Directions for this task:
Print out every record exactly as it appears.

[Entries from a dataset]
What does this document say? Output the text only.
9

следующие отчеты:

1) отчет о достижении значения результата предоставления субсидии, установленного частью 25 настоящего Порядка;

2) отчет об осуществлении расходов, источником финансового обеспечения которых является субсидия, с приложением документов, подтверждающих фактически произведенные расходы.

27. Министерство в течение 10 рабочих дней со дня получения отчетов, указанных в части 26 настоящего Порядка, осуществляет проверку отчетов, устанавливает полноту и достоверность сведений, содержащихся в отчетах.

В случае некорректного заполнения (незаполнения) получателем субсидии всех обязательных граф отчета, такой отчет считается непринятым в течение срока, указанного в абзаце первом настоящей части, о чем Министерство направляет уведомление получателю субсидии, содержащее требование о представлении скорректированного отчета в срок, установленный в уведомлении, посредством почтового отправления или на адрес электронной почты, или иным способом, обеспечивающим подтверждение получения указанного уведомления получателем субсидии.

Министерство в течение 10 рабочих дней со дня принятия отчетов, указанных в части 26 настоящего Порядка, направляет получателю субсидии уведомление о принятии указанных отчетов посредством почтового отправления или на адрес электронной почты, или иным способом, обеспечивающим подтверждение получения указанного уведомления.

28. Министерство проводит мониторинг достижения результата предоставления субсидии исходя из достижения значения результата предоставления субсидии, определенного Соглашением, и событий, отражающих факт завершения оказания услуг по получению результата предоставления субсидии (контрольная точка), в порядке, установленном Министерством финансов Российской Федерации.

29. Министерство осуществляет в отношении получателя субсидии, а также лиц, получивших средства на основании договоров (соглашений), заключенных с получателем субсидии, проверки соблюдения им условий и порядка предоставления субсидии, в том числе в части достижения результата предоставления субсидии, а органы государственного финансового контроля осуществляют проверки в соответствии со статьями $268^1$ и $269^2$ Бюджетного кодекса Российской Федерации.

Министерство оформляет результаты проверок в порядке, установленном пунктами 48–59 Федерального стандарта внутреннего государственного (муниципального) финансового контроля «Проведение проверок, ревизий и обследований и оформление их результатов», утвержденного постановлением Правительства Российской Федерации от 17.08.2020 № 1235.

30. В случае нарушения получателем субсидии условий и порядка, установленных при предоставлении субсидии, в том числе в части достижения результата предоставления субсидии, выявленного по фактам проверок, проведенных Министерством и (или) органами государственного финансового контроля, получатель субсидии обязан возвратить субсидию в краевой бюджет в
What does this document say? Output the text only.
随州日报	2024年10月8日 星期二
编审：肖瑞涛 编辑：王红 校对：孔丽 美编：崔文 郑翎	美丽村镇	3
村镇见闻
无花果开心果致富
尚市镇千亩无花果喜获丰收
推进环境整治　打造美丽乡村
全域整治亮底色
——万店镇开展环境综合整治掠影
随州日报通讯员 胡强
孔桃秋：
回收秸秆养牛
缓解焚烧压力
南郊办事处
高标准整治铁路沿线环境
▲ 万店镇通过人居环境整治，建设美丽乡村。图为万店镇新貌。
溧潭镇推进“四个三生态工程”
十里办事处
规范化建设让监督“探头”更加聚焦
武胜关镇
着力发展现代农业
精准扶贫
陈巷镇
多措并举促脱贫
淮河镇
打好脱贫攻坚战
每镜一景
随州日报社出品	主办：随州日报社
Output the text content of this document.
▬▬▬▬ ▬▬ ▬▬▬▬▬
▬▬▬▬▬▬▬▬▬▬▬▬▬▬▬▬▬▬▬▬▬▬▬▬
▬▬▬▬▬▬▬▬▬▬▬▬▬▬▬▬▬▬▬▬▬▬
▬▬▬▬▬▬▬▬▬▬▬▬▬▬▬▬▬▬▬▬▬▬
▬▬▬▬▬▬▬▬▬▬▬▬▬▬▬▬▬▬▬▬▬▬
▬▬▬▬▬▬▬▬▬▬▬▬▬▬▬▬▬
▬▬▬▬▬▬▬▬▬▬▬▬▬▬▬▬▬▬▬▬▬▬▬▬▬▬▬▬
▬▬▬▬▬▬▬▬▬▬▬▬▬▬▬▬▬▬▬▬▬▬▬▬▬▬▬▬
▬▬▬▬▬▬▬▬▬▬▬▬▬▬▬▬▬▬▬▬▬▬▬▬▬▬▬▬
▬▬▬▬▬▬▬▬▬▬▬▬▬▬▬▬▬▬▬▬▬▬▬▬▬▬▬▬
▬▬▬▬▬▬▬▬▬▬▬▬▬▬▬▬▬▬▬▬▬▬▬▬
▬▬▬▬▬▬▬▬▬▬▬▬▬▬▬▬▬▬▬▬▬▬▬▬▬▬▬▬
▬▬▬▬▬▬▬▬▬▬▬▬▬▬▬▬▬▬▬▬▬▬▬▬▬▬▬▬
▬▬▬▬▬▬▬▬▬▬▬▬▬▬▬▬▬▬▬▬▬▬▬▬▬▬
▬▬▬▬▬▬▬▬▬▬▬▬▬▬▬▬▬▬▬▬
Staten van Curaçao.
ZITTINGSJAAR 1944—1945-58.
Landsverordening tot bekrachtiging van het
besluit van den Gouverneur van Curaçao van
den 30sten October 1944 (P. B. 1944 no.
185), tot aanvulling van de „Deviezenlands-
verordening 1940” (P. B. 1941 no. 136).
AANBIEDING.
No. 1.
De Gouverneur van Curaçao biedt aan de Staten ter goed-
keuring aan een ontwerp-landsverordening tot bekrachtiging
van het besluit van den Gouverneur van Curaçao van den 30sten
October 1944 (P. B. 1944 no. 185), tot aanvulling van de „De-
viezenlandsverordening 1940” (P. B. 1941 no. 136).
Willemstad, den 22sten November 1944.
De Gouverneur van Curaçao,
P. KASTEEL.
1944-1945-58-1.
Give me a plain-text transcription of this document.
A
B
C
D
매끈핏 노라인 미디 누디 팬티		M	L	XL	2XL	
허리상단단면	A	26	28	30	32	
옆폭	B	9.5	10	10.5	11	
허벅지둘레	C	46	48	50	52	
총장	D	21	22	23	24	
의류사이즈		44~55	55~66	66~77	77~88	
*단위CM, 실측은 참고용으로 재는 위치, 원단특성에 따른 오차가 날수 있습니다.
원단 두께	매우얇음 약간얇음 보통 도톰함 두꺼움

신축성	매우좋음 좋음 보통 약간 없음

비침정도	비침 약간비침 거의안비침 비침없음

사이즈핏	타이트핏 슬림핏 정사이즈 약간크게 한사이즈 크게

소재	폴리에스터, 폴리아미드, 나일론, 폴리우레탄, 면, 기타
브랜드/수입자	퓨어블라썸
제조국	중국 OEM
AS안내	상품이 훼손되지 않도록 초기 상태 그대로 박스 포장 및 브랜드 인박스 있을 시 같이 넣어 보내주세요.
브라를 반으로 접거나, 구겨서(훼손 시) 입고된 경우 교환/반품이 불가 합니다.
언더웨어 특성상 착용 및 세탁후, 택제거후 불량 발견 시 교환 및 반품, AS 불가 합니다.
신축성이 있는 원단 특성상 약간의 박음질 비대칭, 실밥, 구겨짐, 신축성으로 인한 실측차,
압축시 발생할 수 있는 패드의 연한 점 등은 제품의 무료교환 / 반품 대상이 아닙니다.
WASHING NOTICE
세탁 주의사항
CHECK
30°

Output for this task:
What does this document say? Output the text only.
9

следующие отчеты:

1) отчет о достижении значения результата предоставления субсидии, установленного частью 25 настоящего Порядка;

2) отчет об осуществлении расходов, источником финансового обеспечения которых является субсидия, с приложением документов, подтверждающих фактически произведенные расходы.

27. Министерство в течение 10 рабочих дней со дня получения отчетов, указанных в части 26 настоящего Порядка, осуществляет проверку отчетов, устанавливает полноту и достоверность сведений, содержащихся в отчетах.

В случае некорректного заполнения (незаполнения) получателем субсидии всех обязательных граф отчета, такой отчет считается непринятым в течение срока, указанного в абзаце первом настоящей части, о чем Министерство направляет уведомление получателю субсидии, содержащее требование о представлении скорректированного отчета в срок, установленный в уведомлении, посредством почтового отправления или на адрес электронной почты, или иным способом, обеспечивающим подтверждение получения указанного уведомления получателем субсидии.

Министерство в течение 10 рабочих дней со дня принятия отчетов, указанных в части 26 настоящего Порядка, направляет получателю субсидии уведомление о принятии указанных отчетов посредством почтового отправления или на адрес электронной почты, или иным способом, обеспечивающим подтверждение получения указанного уведомления.

28. Министерство проводит мониторинг достижения результата предоставления субсидии исходя из достижения значения результата предоставления субсидии, определенного Соглашением, и событий, отражающих факт завершения оказания услуг по получению результата предоставления субсидии (контрольная точка), в порядке, установленном Министерством финансов Российской Федерации.

29. Министерство осуществляет в отношении получателя субсидии, а также лиц, получивших средства на основании договоров (соглашений), заключенных с получателем субсидии, проверки соблюдения им условий и порядка предоставления субсидии, в том числе в части достижения результата предоставления субсидии, а органы государственного финансового контроля осуществляют проверки в соответствии со статьями $268^1$ и $269^2$ Бюджетного кодекса Российской Федерации.

Министерство оформляет результаты проверок в порядке, установленном пунктами 48–59 Федерального стандарта внутреннего государственного (муниципального) финансового контроля «Проведение проверок, ревизий и обследований и оформление их результатов», утвержденного постановлением Правительства Российской Федерации от 17.08.2020 № 1235.

30. В случае нарушения получателем субсидии условий и порядка, установленных при предоставлении субсидии, в том числе в части достижения результата предоставления субсидии, выявленного по фактам проверок, проведенных Министерством и (или) органами государственного финансового контроля, получатель субсидии обязан возвратить субсидию в краевой бюджет в
What does this document say? Output the text only.
随州日报	2024年10月8日 星期二
编审：肖瑞涛 编辑：王红 校对：孔丽 美编：崔文 郑翎	美丽村镇	3
村镇见闻
无花果开心果致富
尚市镇千亩无花果喜获丰收
推进环境整治　打造美丽乡村
全域整治亮底色
——万店镇开展环境综合整治掠影
随州日报通讯员 胡强
孔桃秋：
回收秸秆养牛
缓解焚烧压力
南郊办事处
高标准整治铁路沿线环境
▲ 万店镇通过人居环境整治，建设美丽乡村。图为万店镇新貌。
溧潭镇推进“四个三生态工程”
十里办事处
规范化建设让监督“探头”更加聚焦
武胜关镇
着力发展现代农业
精准扶贫
陈巷镇
多措并举促脱贫
淮河镇
打好脱贫攻坚战
每镜一景
随州日报社出品	主办：随州日报社
Output the text content of this document.
▬▬▬▬ ▬▬ ▬▬▬▬▬
▬▬▬▬▬▬▬▬▬▬▬▬▬▬▬▬▬▬▬▬▬▬▬▬
▬▬▬▬▬▬▬▬▬▬▬▬▬▬▬▬▬▬▬▬▬▬
▬▬▬▬▬▬▬▬▬▬▬▬▬▬▬▬▬▬▬▬▬▬
▬▬▬▬▬▬▬▬▬▬▬▬▬▬▬▬▬▬▬▬▬▬
▬▬▬▬▬▬▬▬▬▬▬▬▬▬▬▬▬
▬▬▬▬▬▬▬▬▬▬▬▬▬▬▬▬▬▬▬▬▬▬▬▬▬▬▬▬
▬▬▬▬▬▬▬▬▬▬▬▬▬▬▬▬▬▬▬▬▬▬▬▬▬▬▬▬
▬▬▬▬▬▬▬▬▬▬▬▬▬▬▬▬▬▬▬▬▬▬▬▬▬▬▬▬
▬▬▬▬▬▬▬▬▬▬▬▬▬▬▬▬▬▬▬▬▬▬▬▬▬▬▬▬
▬▬▬▬▬▬▬▬▬▬▬▬▬▬▬▬▬▬▬▬▬▬▬▬
▬▬▬▬▬▬▬▬▬▬▬▬▬▬▬▬▬▬▬▬▬▬▬▬▬▬▬▬
▬▬▬▬▬▬▬▬▬▬▬▬▬▬▬▬▬▬▬▬▬▬▬▬▬▬▬▬
▬▬▬▬▬▬▬▬▬▬▬▬▬▬▬▬▬▬▬▬▬▬▬▬▬▬
▬▬▬▬▬▬▬▬▬▬▬▬▬▬▬▬▬▬▬▬
Staten van Curaçao.
ZITTINGSJAAR 1944—1945-58.
Landsverordening tot bekrachtiging van het
besluit van den Gouverneur van Curaçao van
den 30sten October 1944 (P. B. 1944 no.
185), tot aanvulling van de „Deviezenlands-
verordening 1940” (P. B. 1941 no. 136).
AANBIEDING.
No. 1.
De Gouverneur van Curaçao biedt aan de Staten ter goed-
keuring aan een ontwerp-landsverordening tot bekrachtiging
van het besluit van den Gouverneur van Curaçao van den 30sten
October 1944 (P. B. 1944 no. 185), tot aanvulling van de „De-
viezenlandsverordening 1940” (P. B. 1941 no. 136).
Willemstad, den 22sten November 1944.
De Gouverneur van Curaçao,
P. KASTEEL.
1944-1945-58-1.
Give me a plain-text transcription of this document.
A
B
C
D
매끈핏 노라인 미디 누디 팬티		M	L	XL	2XL	
허리상단단면	A	26	28	30	32	
옆폭	B	9.5	10	10.5	11	
허벅지둘레	C	46	48	50	52	
총장	D	21	22	23	24	
의류사이즈		44~55	55~66	66~77	77~88	
*단위CM, 실측은 참고용으로 재는 위치, 원단특성에 따른 오차가 날수 있습니다.
원단 두께	매우얇음 약간얇음 보통 도톰함 두꺼움

신축성	매우좋음 좋음 보통 약간 없음

비침정도	비침 약간비침 거의안비침 비침없음

사이즈핏	타이트핏 슬림핏 정사이즈 약간크게 한사이즈 크게

소재	폴리에스터, 폴리아미드, 나일론, 폴리우레탄, 면, 기타
브랜드/수입자	퓨어블라썸
제조국	중국 OEM
AS안내	상품이 훼손되지 않도록 초기 상태 그대로 박스 포장 및 브랜드 인박스 있을 시 같이 넣어 보내주세요.
브라를 반으로 접거나, 구겨서(훼손 시) 입고된 경우 교환/반품이 불가 합니다.
언더웨어 특성상 착용 및 세탁후, 택제거후 불량 발견 시 교환 및 반품, AS 불가 합니다.
신축성이 있는 원단 특성상 약간의 박음질 비대칭, 실밥, 구겨짐, 신축성으로 인한 실측차,
압축시 발생할 수 있는 패드의 연한 점 등은 제품의 무료교환 / 반품 대상이 아닙니다.
WASHING NOTICE
세탁 주의사항
CHECK
30°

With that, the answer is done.